— START —

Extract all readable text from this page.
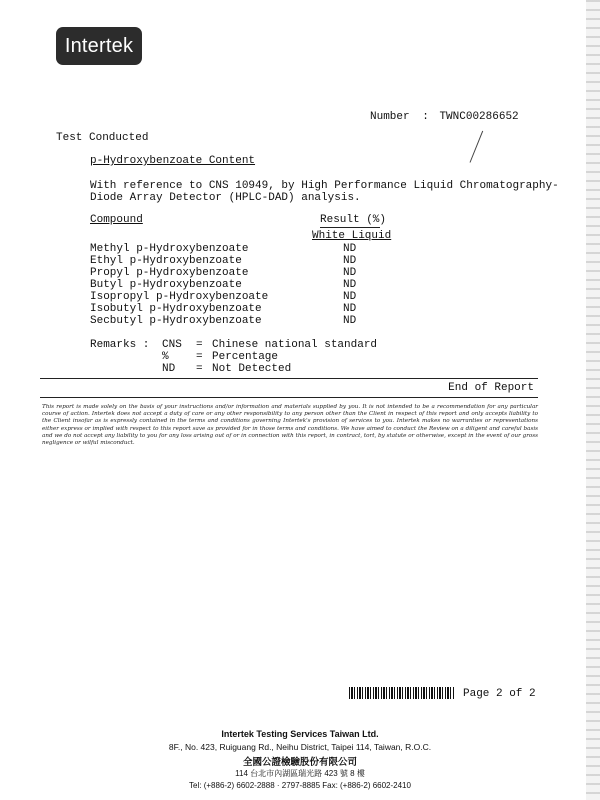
Intertek
Number : TWNC00286652
Test Conducted
p-Hydroxybenzoate Content
With reference to CNS 10949, by High Performance Liquid Chromatography-
Diode Array Detector (HPLC-DAD) analysis.
Compound	Result (%)
White Liquid
Methyl p-Hydroxybenzoate	ND
Ethyl p-Hydroxybenzoate	ND
Propyl p-Hydroxybenzoate	ND
Butyl p-Hydroxybenzoate	ND
Isopropyl p-Hydroxybenzoate	ND
Isobutyl p-Hydroxybenzoate	ND
Secbutyl p-Hydroxybenzoate	ND
Remarks : CNS = Chinese national standard
% = Percentage
ND = Not Detected
End of Report
This report is made solely on the basis of your instructions and/or information and materials supplied by you. It is not intended to be a recommendation for any particular course of action. Intertek does not accept a duty of care or any other responsibility to any person other than the Client in respect of this report and only accepts liability to the Client insofar as is expressly contained in the terms and conditions governing Intertek's provision of services to you. Intertek makes no warranties or representations either express or implied with respect to this report save as provided for in those terms and conditions. We have aimed to conduct the Review on a diligent and careful basis and we do not accept any liability to you for any loss arising out of or in connection with this report, in contract, tort, by statute or otherwise, except in the event of our gross negligence or wilful misconduct.
Page 2 of 2
Intertek Testing Services Taiwan Ltd.
8F., No. 423, Ruiguang Rd., Neihu District, Taipei 114, Taiwan, R.O.C.
全國公證檢驗股份有限公司
114 台北市內湖區瑞光路 423 號 8 樓
Tel: (+886-2) 6602-2888 · 2797-8885 Fax: (+886-2) 6602-2410
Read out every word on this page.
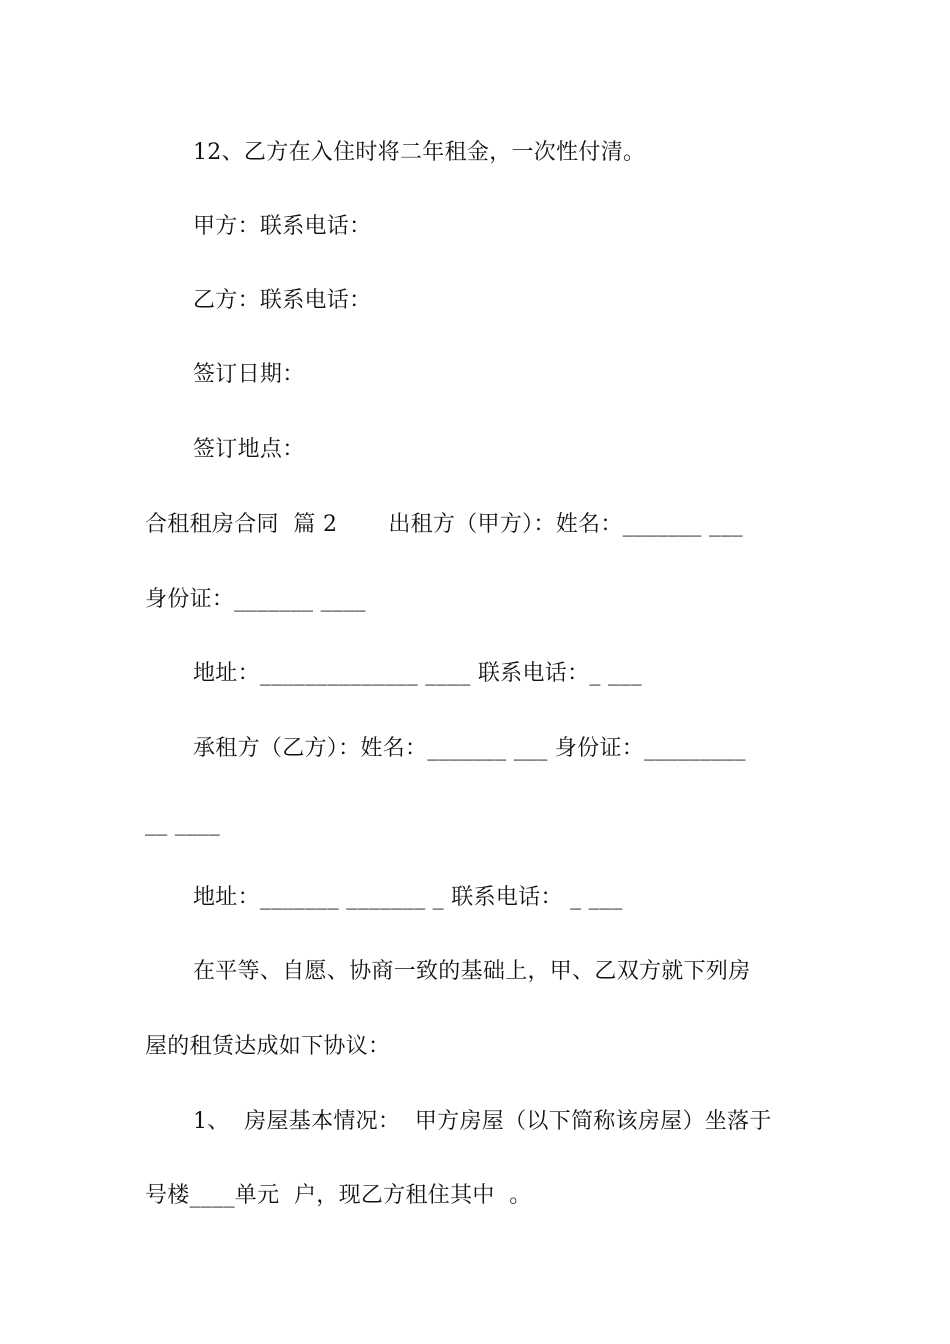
12、乙方在入住时将二年租金，一次性付清。
甲方：联系电话：
乙方：联系电话：
签订日期：
签订地点：
合租租房合同  篇 2       出租方（甲方）：姓名：_______ ___
身份证：_______ ____
地址：______________ ____ 联系电话：_ ___
承租方（乙方）：姓名：_______ ___ 身份证：_________
__ ____
地址：_______ _______ _ 联系电话： _ ___
在平等、自愿、协商一致的基础上，甲、乙双方就下列房
屋的租赁达成如下协议：
1、  房屋基本情况：  甲方房屋（以下简称该房屋）坐落于
号楼____单元  户，现乙方租住其中  。
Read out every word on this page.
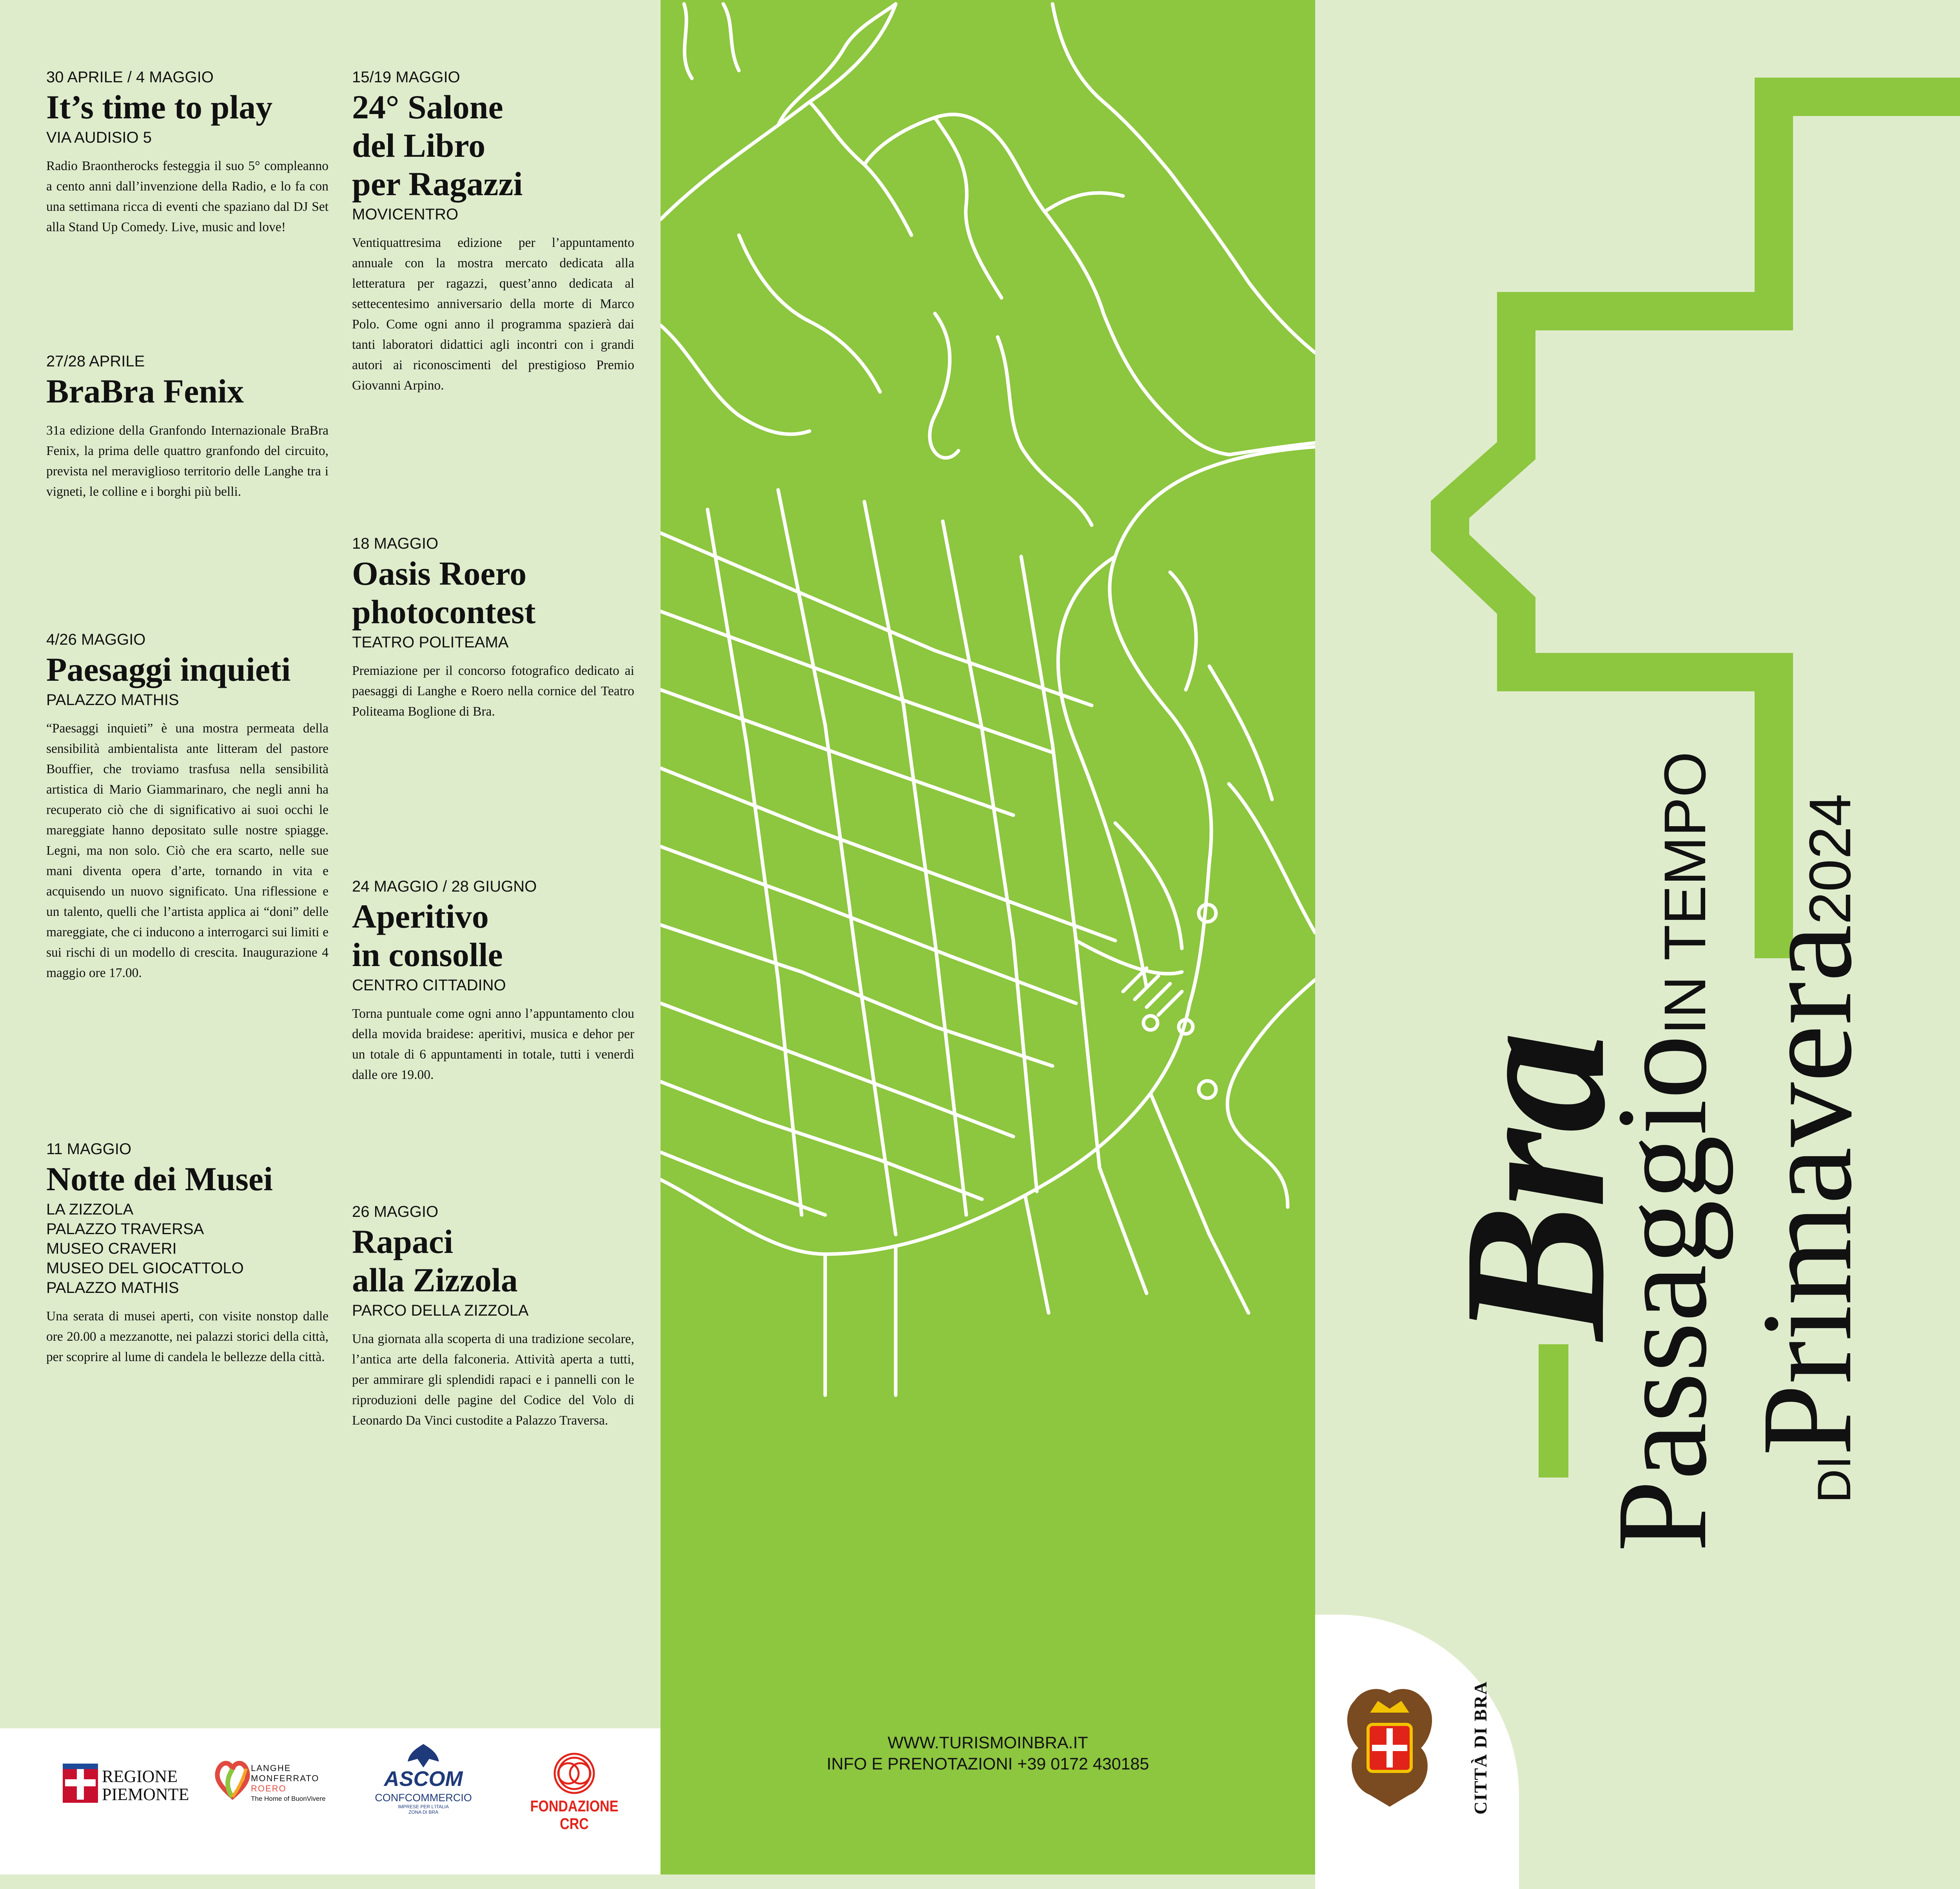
30 APRILE / 4 MAGGIO
It’s time to play
VIA AUDISIO 5

Radio Braontherocks festeggia il suo 5° compleanno a cento anni dall’invenzione della Radio, e lo fa con una settimana ricca di eventi che spaziano dal DJ Set alla Stand Up Comedy. Live, music and love!

27/28 APRILE
BraBra Fenix

31a edizione della Granfondo Internazionale BraBra Fenix, la prima delle quattro granfondo del circuito, prevista nel meraviglioso territorio delle Langhe tra i vigneti, le colline e i borghi più belli.

4/26 MAGGIO
Paesaggi inquieti
PALAZZO MATHIS

“Paesaggi inquieti” è una mostra permeata della sensibilità ambientalista ante litteram del pastore Bouffier, che troviamo trasfusa nella sensibilità artistica di Mario Giammarinaro, che negli anni ha recuperato ciò che di significativo ai suoi occhi le mareggiate hanno depositato sulle nostre spiagge. Legni, ma non solo. Ciò che era scarto, nelle sue mani diventa opera d’arte, tornando in vita e acquisendo un nuovo significato. Una riflessione e un talento, quelli che l’artista applica ai “doni” delle mareggiate, che ci inducono a interrogarci sui limiti e sui rischi di un modello di crescita. Inaugurazione 4 maggio ore 17.00.

11 MAGGIO
Notte dei Musei
LA ZIZZOLA
PALAZZO TRAVERSA
MUSEO CRAVERI
MUSEO DEL GIOCATTOLO
PALAZZO MATHIS

Una serata di musei aperti, con visite nonstop dalle ore 20.00 a mezzanotte, nei palazzi storici della città, per scoprire al lume di candela le bellezze della città.

15/19 MAGGIO
24° Salone
del Libro
per Ragazzi
MOVICENTRO

Ventiquattresima edizione per l’appuntamento annuale con la mostra mercato dedicata alla letteratura per ragazzi, quest’anno dedicata al settecentesimo anniversario della morte di Marco Polo. Come ogni anno il programma spazierà dai tanti laboratori didattici agli incontri con i grandi autori ai riconoscimenti del prestigioso Premio Giovanni Arpino.

18 MAGGIO
Oasis Roero
photocontest
TEATRO POLITEAMA

Premiazione per il concorso fotografico dedicato ai paesaggi di Langhe e Roero nella cornice del Teatro Politeama Boglione di Bra.

24 MAGGIO / 28 GIUGNO
Aperitivo
in consolle
CENTRO CITTADINO

Torna puntuale come ogni anno l’appuntamento clou della movida braidese: aperitivi, musica e dehor per un totale di 6 appuntamenti in totale, tutti i venerdì dalle ore 19.00.

26 MAGGIO
Rapaci
alla Zizzola
PARCO DELLA ZIZZOLA

Una giornata alla scoperta di una tradizione secolare, l’antica arte della falconeria. Attività aperta a tutti, per ammirare gli splendidi rapaci e i pannelli con le riproduzioni delle pagine del Codice del Volo di Leonardo Da Vinci custodite a Palazzo Traversa.

REGIONE
PIEMONTE
LANGHE
MONFERRATO
ROERO
The Home of BuonVivere
ASCOM
CONFCOMMERCIO
IMPRESE PER L’ITALIA
ZONA DI BRA	FONDAZIONE CRC
WWW.TURISMOINBRA.IT
INFO E PRENOTAZIONI +39 0172 430185
Bra
PassaggioIN TEMPO
DIPrimavera2024
CITTÀ DI BRA
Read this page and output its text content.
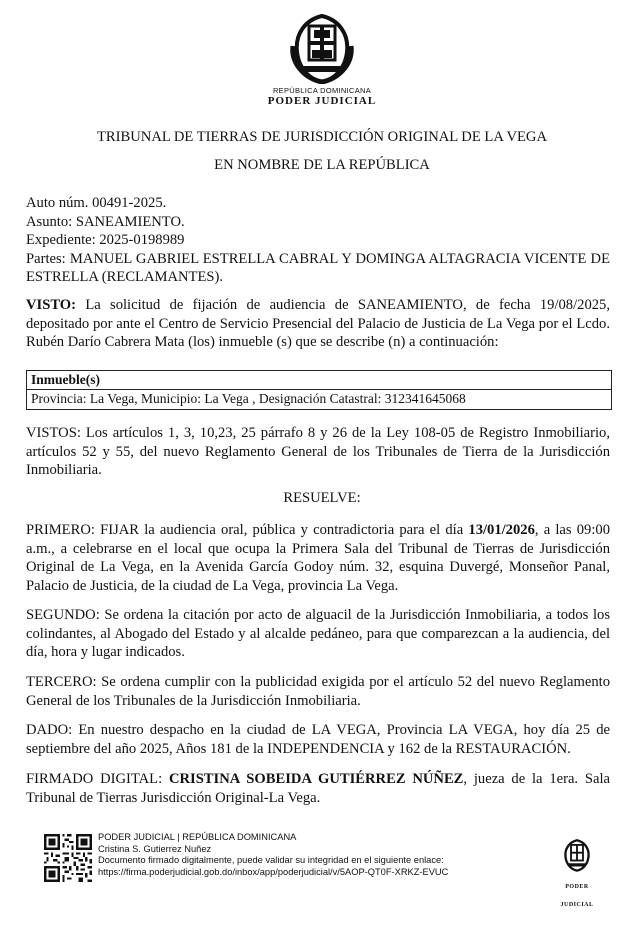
REPÚBLICA DOMINICANA
PODER JUDICIAL
TRIBUNAL DE TIERRAS DE JURISDICCIÓN ORIGINAL DE LA VEGA
EN NOMBRE DE LA REPÚBLICA

Auto núm. 00491-2025.

Asunto: SANEAMIENTO.

Expediente: 2025-0198989

Partes: MANUEL GABRIEL ESTRELLA CABRAL Y DOMINGA ALTAGRACIA VICENTE DE ESTRELLA (RECLAMANTES).

VISTO: La solicitud de fijación de audiencia de SANEAMIENTO, de fecha 19/08/2025, depositado por ante el Centro de Servicio Presencial del Palacio de Justicia de La Vega por el Lcdo. Rubén Darío Cabrera Mata (los) inmueble (s) que se describe (n) a continuación:

Inmueble(s)
Provincia: La Vega, Municipio: La Vega , Designación Catastral: 312341645068

VISTOS: Los artículos 1, 3, 10,23, 25 párrafo 8 y 26 de la Ley 108-05 de Registro Inmobiliario, artículos 52 y 55, del nuevo Reglamento General de los Tribunales de Tierra de la Jurisdicción Inmobiliaria.

RESUELVE:

PRIMERO: FIJAR la audiencia oral, pública y contradictoria para el día 13/01/2026, a las 09:00 a.m., a celebrarse en el local que ocupa la Primera Sala del Tribunal de Tierras de Jurisdicción Original de La Vega, en la Avenida García Godoy núm. 32, esquina Duvergé, Monseñor Panal, Palacio de Justicia, de la ciudad de La Vega, provincia La Vega.

SEGUNDO: Se ordena la citación por acto de alguacil de la Jurisdicción Inmobiliaria, a todos los colindantes, al Abogado del Estado y al alcalde pedáneo, para que comparezcan a la audiencia, del día, hora y lugar indicados.

TERCERO: Se ordena cumplir con la publicidad exigida por el artículo 52 del nuevo Reglamento General de los Tribunales de la Jurisdicción Inmobiliaria.

DADO: En nuestro despacho en la ciudad de LA VEGA, Provincia LA VEGA, hoy día 25 de septiembre del año 2025, Años 181 de la INDEPENDENCIA y 162 de la RESTAURACIÓN.

FIRMADO DIGITAL: CRISTINA SOBEIDA GUTIÉRREZ NÚÑEZ, jueza de la 1era. Sala Tribunal de Tierras Jurisdicción Original-La Vega.

PODER JUDICIAL | REPÚBLICA DOMINICANA
Cristina S. Gutierrez Nuñez
Documento firmado digitalmente, puede validar su integridad en el siguiente enlace:
https://firma.poderjudicial.gob.do/inbox/app/poderjudicial/v/5AOP-QT0F-XRKZ-EVUC
PODER JUDICIAL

— END —

Goal — Pick out every line of the listing containing the word "alla", and show those lines.

Answer to the problem —
Radio Braontherocks festeggia il suo 5° compleanno a cento anni dall’invenzione della Radio, e lo fa con una settimana ricca di eventi che spaziano dal DJ Set alla Stand Up Comedy. Live, music and love!
Ventiquattresima edizione per l’appuntamento annuale con la mostra mercato dedicata alla letteratura per ragazzi, quest’anno dedicata al settecentesimo anniversario della morte di Marco Polo. Come ogni anno il programma spazierà dai tanti laboratori didattici agli incontri con i grandi autori ai riconoscimenti del prestigioso Premio Giovanni Arpino.
alla Zizzola
Una giornata alla scoperta di una tradizione secolare, l’antica arte della falconeria. Attività aperta a tutti, per ammirare gli splendidi rapaci e i pannelli con le riproduzioni delle pagine del Codice del Volo di Leonardo Da Vinci custodite a Palazzo Traversa.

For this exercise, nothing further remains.